▸ **Supplied material**
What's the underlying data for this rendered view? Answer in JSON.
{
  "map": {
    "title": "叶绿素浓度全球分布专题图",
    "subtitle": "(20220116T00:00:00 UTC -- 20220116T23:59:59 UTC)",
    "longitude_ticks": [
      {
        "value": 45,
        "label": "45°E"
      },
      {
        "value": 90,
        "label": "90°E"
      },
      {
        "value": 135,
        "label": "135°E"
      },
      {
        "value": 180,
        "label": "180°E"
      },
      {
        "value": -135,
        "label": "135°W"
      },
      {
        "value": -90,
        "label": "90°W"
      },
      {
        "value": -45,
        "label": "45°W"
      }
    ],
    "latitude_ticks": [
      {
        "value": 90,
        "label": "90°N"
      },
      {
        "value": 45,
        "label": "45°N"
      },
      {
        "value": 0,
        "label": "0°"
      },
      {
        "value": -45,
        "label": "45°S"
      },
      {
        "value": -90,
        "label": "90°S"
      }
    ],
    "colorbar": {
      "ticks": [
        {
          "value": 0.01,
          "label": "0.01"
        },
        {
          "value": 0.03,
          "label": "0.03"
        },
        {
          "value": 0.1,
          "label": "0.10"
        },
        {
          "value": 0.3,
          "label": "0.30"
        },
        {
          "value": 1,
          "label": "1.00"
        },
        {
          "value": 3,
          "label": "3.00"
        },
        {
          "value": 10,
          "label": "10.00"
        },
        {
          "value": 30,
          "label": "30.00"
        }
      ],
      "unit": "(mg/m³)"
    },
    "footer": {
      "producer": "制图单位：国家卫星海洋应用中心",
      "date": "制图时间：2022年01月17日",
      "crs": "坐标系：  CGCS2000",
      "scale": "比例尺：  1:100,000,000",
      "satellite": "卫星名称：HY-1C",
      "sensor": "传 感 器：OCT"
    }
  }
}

▸ **Work to complete**
Return each entry from above without altering a single character.

▸ **Output of the task**
What's the underlying data for this rendered view? Answer in JSON.
{
  "map": {
    "title": "叶绿素浓度全球分布专题图",
    "subtitle": "(20220116T00:00:00 UTC -- 20220116T23:59:59 UTC)",
    "longitude_ticks": [
      {
        "value": 45,
        "label": "45°E"
      },
      {
        "value": 90,
        "label": "90°E"
      },
      {
        "value": 135,
        "label": "135°E"
      },
      {
        "value": 180,
        "label": "180°E"
      },
      {
        "value": -135,
        "label": "135°W"
      },
      {
        "value": -90,
        "label": "90°W"
      },
      {
        "value": -45,
        "label": "45°W"
      }
    ],
    "latitude_ticks": [
      {
        "value": 90,
        "label": "90°N"
      },
      {
        "value": 45,
        "label": "45°N"
      },
      {
        "value": 0,
        "label": "0°"
      },
      {
        "value": -45,
        "label": "45°S"
      },
      {
        "value": -90,
        "label": "90°S"
      }
    ],
    "colorbar": {
      "ticks": [
        {
          "value": 0.01,
          "label": "0.01"
        },
        {
          "value": 0.03,
          "label": "0.03"
        },
        {
          "value": 0.1,
          "label": "0.10"
        },
        {
          "value": 0.3,
          "label": "0.30"
        },
        {
          "value": 1,
          "label": "1.00"
        },
        {
          "value": 3,
          "label": "3.00"
        },
        {
          "value": 10,
          "label": "10.00"
        },
        {
          "value": 30,
          "label": "30.00"
        }
      ],
      "unit": "(mg/m³)"
    },
    "footer": {
      "producer": "制图单位：国家卫星海洋应用中心",
      "date": "制图时间：2022年01月17日",
      "crs": "坐标系：  CGCS2000",
      "scale": "比例尺：  1:100,000,000",
      "satellite": "卫星名称：HY-1C",
      "sensor": "传 感 器：OCT"
    }
  }
}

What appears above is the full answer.